(STATED EXERCISE): Quote every line below exactly as it reads.

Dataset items
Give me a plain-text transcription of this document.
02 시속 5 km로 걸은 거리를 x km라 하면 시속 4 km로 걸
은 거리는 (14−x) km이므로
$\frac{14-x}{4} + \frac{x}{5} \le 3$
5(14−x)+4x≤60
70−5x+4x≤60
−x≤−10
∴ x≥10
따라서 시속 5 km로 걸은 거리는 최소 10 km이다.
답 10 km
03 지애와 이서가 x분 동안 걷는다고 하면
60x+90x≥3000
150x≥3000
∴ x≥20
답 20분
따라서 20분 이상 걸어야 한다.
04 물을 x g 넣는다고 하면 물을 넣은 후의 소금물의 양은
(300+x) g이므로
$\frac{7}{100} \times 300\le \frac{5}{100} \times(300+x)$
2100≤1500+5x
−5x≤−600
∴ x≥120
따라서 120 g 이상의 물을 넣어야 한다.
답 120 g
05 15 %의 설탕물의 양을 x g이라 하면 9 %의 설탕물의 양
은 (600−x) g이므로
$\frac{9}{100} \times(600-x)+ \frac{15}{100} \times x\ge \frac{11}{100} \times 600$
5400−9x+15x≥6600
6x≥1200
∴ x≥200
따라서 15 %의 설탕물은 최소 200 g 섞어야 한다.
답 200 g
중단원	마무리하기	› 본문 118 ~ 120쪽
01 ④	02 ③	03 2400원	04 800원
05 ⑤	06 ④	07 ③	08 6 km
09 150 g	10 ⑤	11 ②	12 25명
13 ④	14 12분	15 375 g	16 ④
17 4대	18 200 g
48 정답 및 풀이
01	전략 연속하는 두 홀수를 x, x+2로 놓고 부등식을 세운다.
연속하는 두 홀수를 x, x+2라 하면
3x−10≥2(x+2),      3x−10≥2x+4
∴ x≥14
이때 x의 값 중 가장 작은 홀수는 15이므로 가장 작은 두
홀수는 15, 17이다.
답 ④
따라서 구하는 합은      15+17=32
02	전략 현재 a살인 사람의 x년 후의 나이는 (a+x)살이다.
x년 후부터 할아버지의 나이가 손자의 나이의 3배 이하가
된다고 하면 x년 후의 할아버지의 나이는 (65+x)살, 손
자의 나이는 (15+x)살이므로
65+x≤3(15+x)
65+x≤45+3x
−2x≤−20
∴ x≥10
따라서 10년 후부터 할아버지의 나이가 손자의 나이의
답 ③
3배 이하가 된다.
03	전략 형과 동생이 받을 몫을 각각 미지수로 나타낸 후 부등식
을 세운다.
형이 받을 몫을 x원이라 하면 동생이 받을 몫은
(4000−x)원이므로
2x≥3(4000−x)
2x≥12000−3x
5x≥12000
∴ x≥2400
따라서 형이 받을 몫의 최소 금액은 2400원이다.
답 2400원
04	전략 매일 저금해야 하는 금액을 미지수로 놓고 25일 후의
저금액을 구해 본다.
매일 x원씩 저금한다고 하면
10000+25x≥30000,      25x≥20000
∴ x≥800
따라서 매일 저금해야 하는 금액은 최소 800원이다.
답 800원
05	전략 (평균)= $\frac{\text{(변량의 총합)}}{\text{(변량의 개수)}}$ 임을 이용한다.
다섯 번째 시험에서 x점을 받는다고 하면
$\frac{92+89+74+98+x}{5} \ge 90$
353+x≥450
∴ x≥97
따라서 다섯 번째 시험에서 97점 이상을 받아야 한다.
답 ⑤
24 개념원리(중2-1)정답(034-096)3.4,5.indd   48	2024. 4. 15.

(RESULT FOR THIS EXERCISE):
Give me a plain-text transcription of this document.
02 시속 5 km로 걸은 거리를 x km라 하면 시속 4 km로 걸
은 거리는 (14−x) km이므로
$\frac{14-x}{4} + \frac{x}{5} \le 3$
5(14−x)+4x≤60
70−5x+4x≤60
−x≤−10
∴ x≥10
따라서 시속 5 km로 걸은 거리는 최소 10 km이다.
답 10 km
03 지애와 이서가 x분 동안 걷는다고 하면
60x+90x≥3000
150x≥3000
∴ x≥20
답 20분
따라서 20분 이상 걸어야 한다.
04 물을 x g 넣는다고 하면 물을 넣은 후의 소금물의 양은
(300+x) g이므로
$\frac{7}{100} \times 300\le \frac{5}{100} \times(300+x)$
2100≤1500+5x
−5x≤−600
∴ x≥120
따라서 120 g 이상의 물을 넣어야 한다.
답 120 g
05 15 %의 설탕물의 양을 x g이라 하면 9 %의 설탕물의 양
은 (600−x) g이므로
$\frac{9}{100} \times(600-x)+ \frac{15}{100} \times x\ge \frac{11}{100} \times 600$
5400−9x+15x≥6600
6x≥1200
∴ x≥200
따라서 15 %의 설탕물은 최소 200 g 섞어야 한다.
답 200 g
중단원	마무리하기	› 본문 118 ~ 120쪽
01 ④	02 ③	03 2400원	04 800원
05 ⑤	06 ④	07 ③	08 6 km
09 150 g	10 ⑤	11 ②	12 25명
13 ④	14 12분	15 375 g	16 ④
17 4대	18 200 g
48 정답 및 풀이
01	전략 연속하는 두 홀수를 x, x+2로 놓고 부등식을 세운다.
연속하는 두 홀수를 x, x+2라 하면
3x−10≥2(x+2),      3x−10≥2x+4
∴ x≥14
이때 x의 값 중 가장 작은 홀수는 15이므로 가장 작은 두
홀수는 15, 17이다.
답 ④
따라서 구하는 합은      15+17=32
02	전략 현재 a살인 사람의 x년 후의 나이는 (a+x)살이다.
x년 후부터 할아버지의 나이가 손자의 나이의 3배 이하가
된다고 하면 x년 후의 할아버지의 나이는 (65+x)살, 손
자의 나이는 (15+x)살이므로
65+x≤3(15+x)
65+x≤45+3x
−2x≤−20
∴ x≥10
따라서 10년 후부터 할아버지의 나이가 손자의 나이의
답 ③
3배 이하가 된다.
03	전략 형과 동생이 받을 몫을 각각 미지수로 나타낸 후 부등식
을 세운다.
형이 받을 몫을 x원이라 하면 동생이 받을 몫은
(4000−x)원이므로
2x≥3(4000−x)
2x≥12000−3x
5x≥12000
∴ x≥2400
따라서 형이 받을 몫의 최소 금액은 2400원이다.
답 2400원
04	전략 매일 저금해야 하는 금액을 미지수로 놓고 25일 후의
저금액을 구해 본다.
매일 x원씩 저금한다고 하면
10000+25x≥30000,      25x≥20000
∴ x≥800
따라서 매일 저금해야 하는 금액은 최소 800원이다.
답 800원
05	전략 (평균)= $\frac{\text{(변량의 총합)}}{\text{(변량의 개수)}}$ 임을 이용한다.
다섯 번째 시험에서 x점을 받는다고 하면
$\frac{92+89+74+98+x}{5} \ge 90$
353+x≥450
∴ x≥97
따라서 다섯 번째 시험에서 97점 이상을 받아야 한다.
답 ⑤
24 개념원리(중2-1)정답(034-096)3.4,5.indd   48	2024. 4. 15.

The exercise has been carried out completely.